------ GIVEN RECORDS ------

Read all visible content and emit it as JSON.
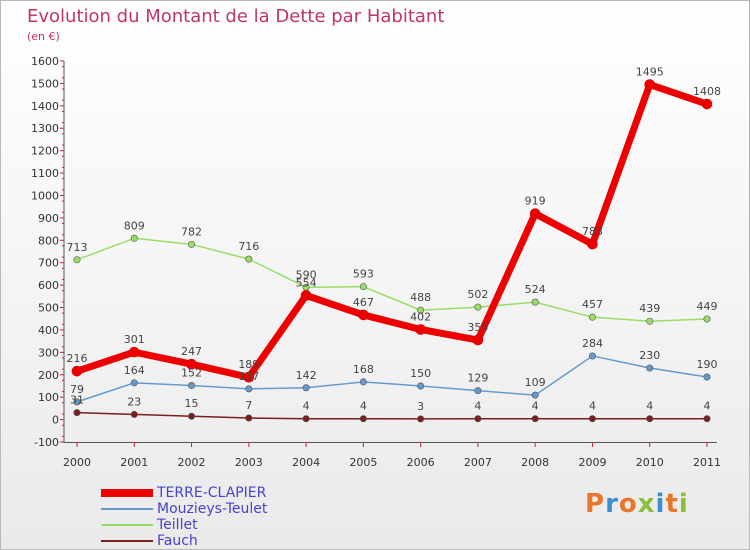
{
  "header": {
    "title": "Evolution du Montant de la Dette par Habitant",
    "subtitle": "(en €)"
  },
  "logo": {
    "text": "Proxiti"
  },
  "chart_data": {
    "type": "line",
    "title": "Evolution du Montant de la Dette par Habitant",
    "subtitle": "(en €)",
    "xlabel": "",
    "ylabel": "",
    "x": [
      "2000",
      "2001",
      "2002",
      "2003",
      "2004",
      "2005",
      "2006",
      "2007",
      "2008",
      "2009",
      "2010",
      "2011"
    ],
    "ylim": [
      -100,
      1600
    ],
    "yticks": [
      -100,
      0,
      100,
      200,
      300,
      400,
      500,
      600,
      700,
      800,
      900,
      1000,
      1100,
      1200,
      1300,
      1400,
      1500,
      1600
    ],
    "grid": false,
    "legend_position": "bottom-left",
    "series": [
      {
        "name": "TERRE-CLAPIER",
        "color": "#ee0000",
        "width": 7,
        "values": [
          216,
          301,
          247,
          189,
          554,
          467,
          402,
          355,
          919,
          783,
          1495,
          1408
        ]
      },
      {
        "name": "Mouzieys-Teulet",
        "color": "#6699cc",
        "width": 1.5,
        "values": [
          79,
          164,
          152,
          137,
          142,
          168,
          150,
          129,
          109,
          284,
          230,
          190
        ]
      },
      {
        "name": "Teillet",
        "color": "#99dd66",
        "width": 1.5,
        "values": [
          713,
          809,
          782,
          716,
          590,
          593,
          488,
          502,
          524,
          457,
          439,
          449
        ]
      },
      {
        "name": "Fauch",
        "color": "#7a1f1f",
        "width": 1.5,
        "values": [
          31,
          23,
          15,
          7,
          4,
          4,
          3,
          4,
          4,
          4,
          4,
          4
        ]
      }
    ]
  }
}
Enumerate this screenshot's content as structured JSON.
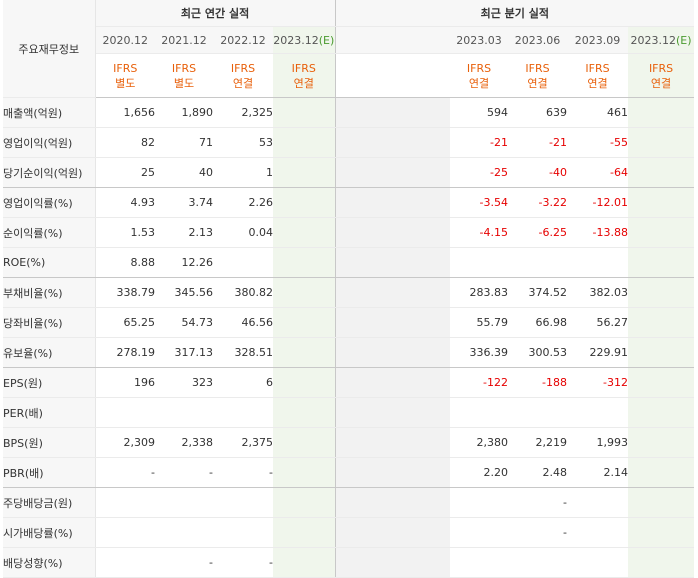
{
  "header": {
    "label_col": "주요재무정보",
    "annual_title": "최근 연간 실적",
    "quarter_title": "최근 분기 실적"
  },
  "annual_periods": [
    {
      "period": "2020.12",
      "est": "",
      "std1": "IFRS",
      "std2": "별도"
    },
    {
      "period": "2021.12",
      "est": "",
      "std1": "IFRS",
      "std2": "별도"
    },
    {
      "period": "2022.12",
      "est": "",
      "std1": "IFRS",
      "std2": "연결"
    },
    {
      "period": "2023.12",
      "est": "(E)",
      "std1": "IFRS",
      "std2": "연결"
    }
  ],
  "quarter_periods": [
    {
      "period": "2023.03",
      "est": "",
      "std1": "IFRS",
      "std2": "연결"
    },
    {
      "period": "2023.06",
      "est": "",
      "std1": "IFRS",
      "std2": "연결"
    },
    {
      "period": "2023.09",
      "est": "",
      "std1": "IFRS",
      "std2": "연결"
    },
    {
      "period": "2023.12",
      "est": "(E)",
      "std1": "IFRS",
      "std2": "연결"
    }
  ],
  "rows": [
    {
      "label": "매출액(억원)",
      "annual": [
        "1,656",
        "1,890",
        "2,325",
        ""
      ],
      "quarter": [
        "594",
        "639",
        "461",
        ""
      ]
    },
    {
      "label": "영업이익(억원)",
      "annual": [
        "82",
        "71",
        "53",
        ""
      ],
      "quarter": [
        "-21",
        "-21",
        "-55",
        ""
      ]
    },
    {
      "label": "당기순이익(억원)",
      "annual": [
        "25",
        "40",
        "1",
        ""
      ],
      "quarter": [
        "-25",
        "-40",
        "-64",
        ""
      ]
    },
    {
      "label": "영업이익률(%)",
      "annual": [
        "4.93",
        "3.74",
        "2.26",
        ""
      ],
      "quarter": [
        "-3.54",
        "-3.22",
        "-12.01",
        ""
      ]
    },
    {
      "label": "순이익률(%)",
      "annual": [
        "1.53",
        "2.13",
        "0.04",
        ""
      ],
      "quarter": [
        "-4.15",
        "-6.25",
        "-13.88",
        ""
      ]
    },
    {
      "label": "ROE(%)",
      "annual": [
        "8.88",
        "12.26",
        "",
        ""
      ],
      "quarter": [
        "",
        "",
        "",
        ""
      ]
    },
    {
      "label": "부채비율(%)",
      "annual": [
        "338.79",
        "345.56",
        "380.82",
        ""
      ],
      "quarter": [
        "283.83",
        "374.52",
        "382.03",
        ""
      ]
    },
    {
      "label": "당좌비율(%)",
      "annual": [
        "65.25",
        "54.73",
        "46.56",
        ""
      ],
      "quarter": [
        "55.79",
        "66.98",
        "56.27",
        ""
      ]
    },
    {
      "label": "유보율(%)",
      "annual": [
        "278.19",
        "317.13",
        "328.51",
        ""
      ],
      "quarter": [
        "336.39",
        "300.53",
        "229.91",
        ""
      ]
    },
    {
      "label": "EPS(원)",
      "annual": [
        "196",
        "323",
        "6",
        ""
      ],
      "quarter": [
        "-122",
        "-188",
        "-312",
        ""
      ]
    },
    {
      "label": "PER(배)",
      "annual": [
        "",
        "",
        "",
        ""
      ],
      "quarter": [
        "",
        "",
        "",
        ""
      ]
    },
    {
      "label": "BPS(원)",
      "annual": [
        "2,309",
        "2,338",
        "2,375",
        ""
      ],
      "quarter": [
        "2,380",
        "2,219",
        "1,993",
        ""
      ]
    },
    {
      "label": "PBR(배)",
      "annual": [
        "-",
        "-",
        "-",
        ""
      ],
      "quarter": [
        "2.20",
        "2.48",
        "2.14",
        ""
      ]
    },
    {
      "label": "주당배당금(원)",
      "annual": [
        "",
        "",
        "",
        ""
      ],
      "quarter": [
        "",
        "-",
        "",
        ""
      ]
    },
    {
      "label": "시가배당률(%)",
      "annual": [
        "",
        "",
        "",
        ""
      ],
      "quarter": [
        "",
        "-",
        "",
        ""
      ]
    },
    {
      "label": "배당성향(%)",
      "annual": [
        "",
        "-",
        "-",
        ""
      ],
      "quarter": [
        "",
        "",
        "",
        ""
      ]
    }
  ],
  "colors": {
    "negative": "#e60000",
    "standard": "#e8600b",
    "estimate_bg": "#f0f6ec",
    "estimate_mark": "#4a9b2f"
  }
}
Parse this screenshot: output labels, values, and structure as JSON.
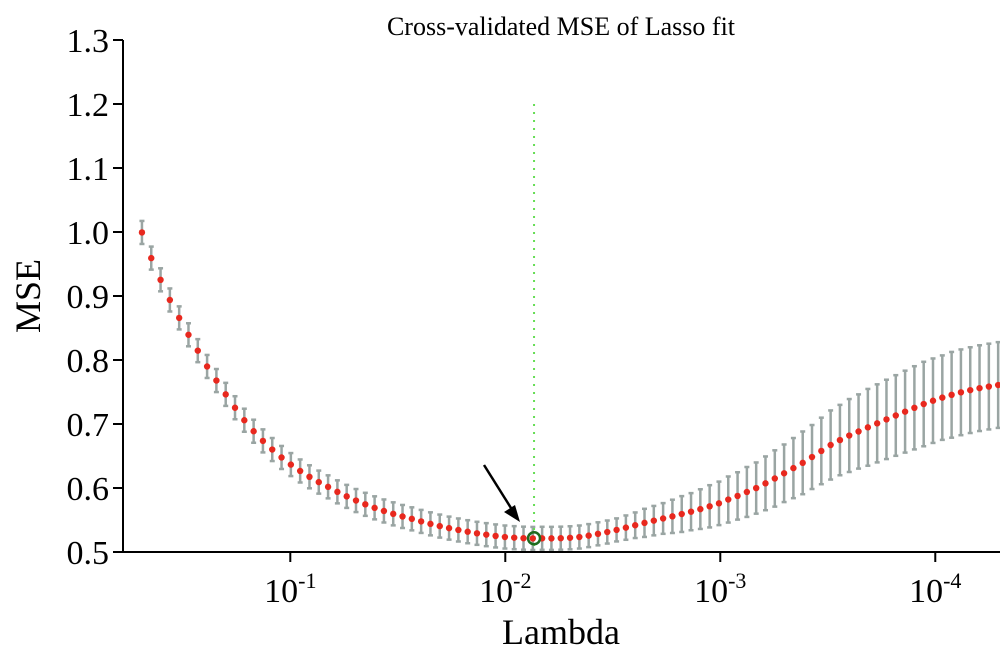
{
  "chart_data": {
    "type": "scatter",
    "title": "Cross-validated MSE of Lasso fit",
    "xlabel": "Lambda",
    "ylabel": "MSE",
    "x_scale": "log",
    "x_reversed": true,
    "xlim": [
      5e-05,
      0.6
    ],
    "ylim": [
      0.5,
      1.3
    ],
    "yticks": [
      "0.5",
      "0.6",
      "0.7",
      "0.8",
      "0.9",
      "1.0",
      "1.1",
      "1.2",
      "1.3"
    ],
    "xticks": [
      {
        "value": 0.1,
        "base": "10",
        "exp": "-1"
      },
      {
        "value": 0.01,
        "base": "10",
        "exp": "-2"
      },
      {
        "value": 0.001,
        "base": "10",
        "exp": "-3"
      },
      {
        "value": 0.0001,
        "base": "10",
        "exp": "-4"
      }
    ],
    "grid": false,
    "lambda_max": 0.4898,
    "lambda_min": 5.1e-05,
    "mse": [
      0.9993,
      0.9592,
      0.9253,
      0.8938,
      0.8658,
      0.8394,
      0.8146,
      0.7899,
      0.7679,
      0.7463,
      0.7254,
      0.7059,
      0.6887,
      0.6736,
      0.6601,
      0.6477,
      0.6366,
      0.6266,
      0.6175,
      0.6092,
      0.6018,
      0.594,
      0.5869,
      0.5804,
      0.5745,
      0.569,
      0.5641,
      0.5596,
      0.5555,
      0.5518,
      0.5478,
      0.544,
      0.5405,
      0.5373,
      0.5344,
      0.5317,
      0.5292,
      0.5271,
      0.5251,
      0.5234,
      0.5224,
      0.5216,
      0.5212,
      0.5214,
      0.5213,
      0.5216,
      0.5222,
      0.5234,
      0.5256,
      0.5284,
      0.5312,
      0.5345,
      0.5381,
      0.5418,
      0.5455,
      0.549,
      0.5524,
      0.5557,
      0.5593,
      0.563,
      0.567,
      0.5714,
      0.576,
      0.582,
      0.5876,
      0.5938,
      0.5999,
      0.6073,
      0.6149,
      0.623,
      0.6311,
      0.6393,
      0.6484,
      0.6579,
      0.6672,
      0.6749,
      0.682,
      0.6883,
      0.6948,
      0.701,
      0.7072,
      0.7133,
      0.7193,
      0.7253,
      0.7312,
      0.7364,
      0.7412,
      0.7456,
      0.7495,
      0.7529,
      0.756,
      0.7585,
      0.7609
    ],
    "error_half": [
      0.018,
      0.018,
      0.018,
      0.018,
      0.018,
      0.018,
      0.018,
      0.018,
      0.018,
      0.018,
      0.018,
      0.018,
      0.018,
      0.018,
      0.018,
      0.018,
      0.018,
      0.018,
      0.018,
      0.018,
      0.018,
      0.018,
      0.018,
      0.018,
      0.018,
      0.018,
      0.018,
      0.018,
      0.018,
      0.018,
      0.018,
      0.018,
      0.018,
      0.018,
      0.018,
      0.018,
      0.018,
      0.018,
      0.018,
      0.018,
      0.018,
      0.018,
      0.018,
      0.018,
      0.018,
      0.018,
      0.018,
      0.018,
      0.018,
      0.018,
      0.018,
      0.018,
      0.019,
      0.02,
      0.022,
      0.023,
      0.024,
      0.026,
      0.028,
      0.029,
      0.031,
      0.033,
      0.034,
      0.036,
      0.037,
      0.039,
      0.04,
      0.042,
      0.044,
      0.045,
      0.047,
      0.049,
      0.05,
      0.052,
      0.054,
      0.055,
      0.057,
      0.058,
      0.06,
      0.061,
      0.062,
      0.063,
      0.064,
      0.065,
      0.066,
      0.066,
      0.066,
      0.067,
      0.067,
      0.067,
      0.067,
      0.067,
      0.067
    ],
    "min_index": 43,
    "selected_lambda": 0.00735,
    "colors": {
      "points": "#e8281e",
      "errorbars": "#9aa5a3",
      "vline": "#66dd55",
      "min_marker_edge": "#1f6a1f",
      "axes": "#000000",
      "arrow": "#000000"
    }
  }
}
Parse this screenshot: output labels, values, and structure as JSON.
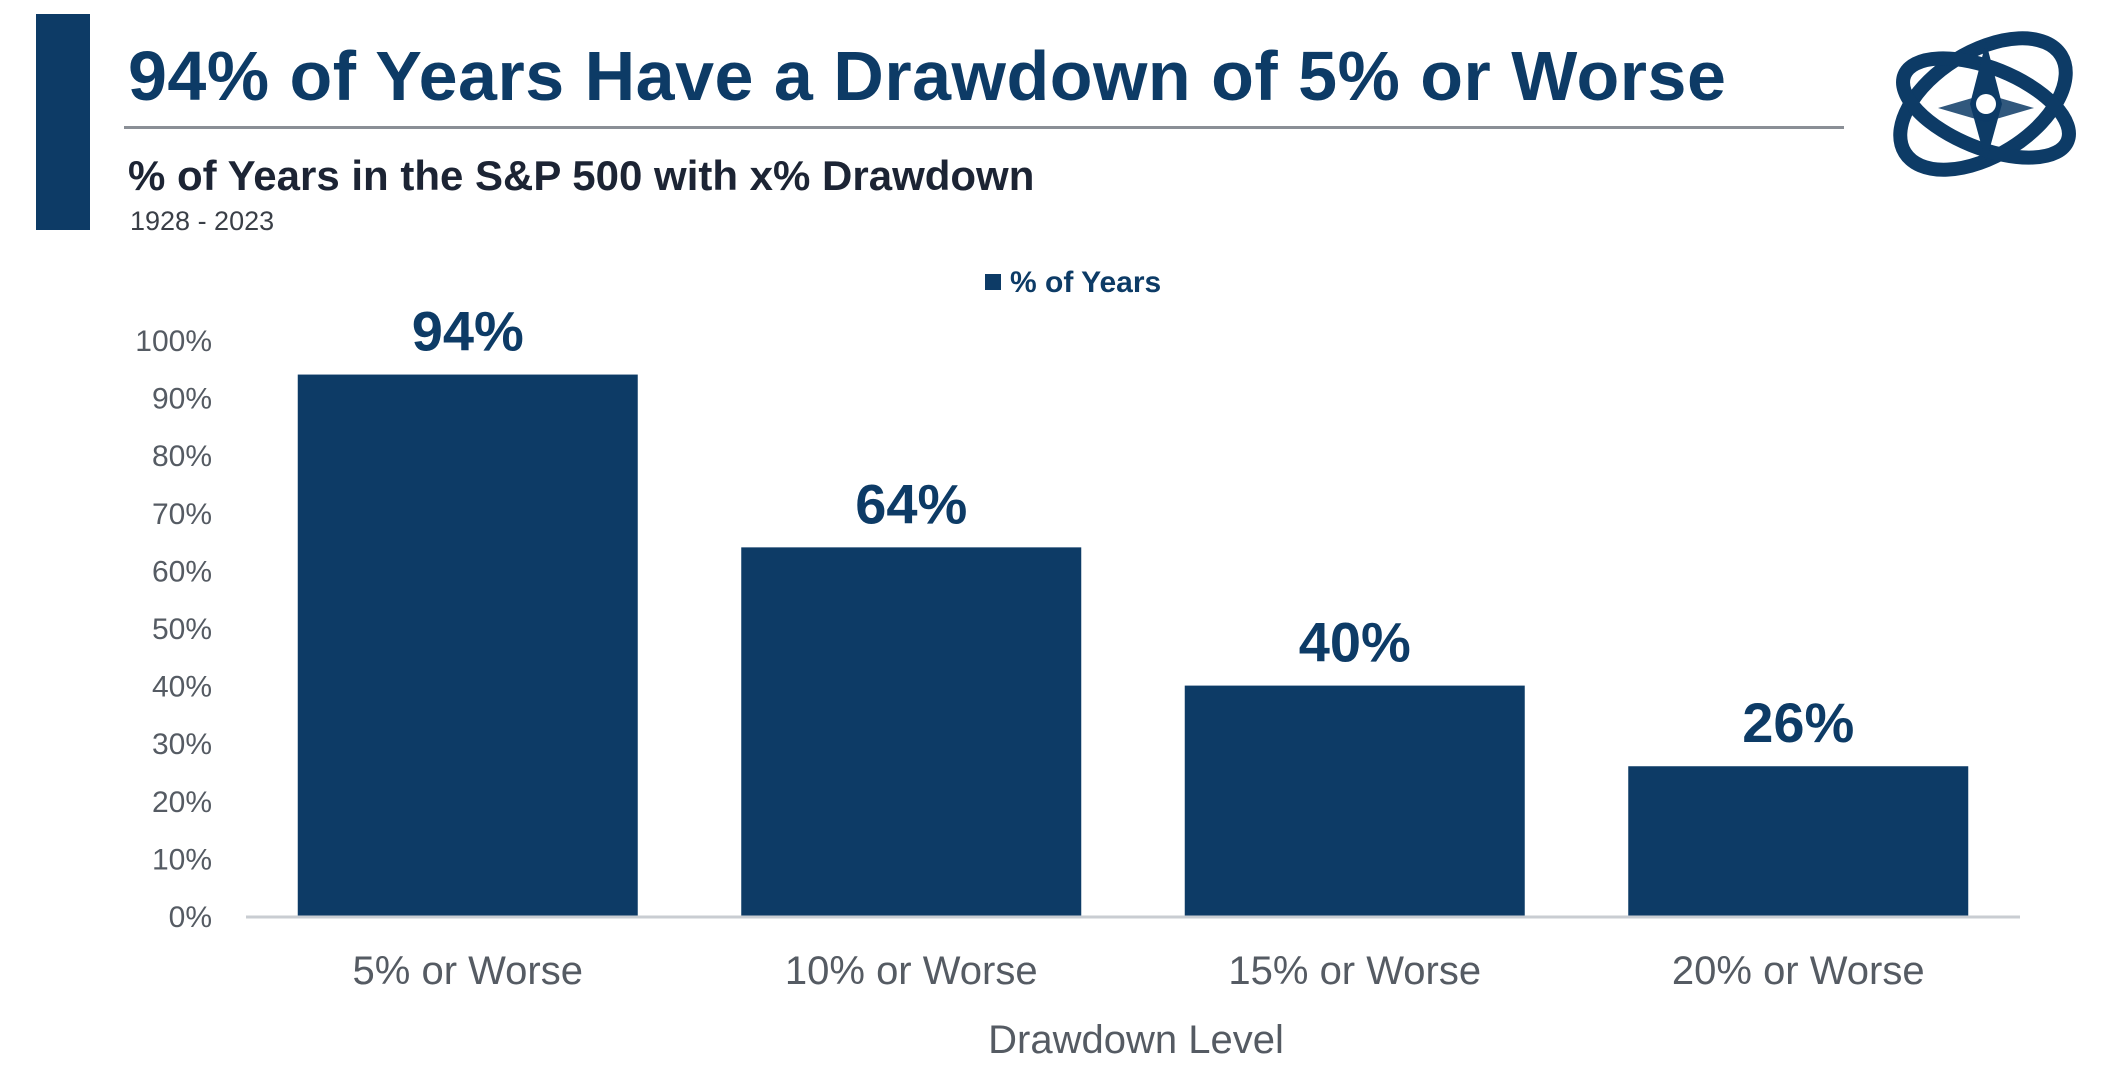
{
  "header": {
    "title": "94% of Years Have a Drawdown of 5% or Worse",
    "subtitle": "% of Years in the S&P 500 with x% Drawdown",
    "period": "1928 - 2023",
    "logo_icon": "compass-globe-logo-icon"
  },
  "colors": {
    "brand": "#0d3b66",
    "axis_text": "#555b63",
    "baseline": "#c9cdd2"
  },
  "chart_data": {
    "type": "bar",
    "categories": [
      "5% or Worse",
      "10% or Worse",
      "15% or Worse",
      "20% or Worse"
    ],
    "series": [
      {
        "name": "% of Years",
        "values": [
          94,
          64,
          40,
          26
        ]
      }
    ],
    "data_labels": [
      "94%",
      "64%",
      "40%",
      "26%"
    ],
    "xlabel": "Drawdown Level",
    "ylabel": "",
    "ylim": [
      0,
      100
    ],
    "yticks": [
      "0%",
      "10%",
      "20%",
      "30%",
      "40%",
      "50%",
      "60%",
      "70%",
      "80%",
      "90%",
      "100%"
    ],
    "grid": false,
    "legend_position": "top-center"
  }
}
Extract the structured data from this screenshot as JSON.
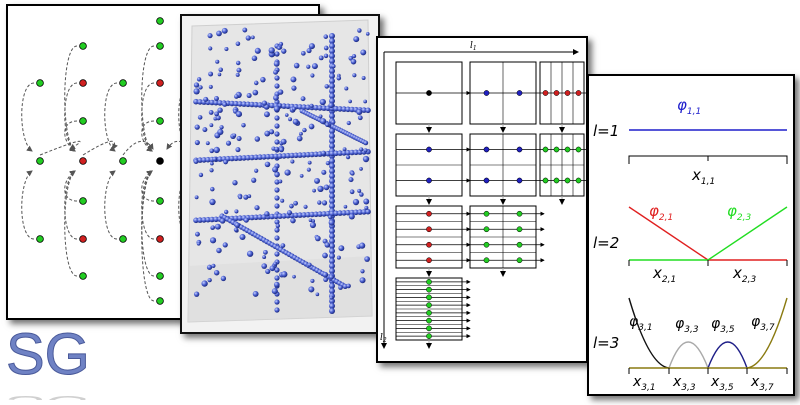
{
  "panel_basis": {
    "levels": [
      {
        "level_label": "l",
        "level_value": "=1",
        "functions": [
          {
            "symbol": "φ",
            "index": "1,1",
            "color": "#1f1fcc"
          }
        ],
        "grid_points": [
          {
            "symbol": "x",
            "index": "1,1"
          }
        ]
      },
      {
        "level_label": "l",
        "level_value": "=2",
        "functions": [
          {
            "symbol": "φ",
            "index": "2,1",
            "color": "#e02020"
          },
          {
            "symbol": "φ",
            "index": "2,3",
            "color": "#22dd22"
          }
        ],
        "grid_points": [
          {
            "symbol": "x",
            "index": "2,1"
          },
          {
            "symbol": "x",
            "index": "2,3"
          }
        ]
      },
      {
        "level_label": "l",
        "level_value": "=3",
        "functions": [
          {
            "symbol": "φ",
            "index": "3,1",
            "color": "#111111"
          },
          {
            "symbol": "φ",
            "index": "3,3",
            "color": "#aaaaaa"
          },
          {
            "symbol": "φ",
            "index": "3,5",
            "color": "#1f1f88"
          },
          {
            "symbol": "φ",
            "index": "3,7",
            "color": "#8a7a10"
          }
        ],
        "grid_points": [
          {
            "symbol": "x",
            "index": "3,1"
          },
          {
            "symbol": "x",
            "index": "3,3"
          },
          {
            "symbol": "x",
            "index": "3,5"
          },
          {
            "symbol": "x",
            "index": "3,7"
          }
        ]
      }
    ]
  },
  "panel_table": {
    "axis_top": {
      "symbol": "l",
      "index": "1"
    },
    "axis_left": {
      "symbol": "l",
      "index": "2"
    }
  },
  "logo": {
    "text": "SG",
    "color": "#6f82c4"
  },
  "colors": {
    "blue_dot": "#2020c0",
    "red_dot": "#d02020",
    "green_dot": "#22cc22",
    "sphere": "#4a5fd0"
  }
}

------

SET PROBLEM: Gather all lines where the word "content" appears.

RESPONSE TO THIS TASK:
Read all visible content and emit it as JSON.
Enumerate this screenshot's content as structured JSON.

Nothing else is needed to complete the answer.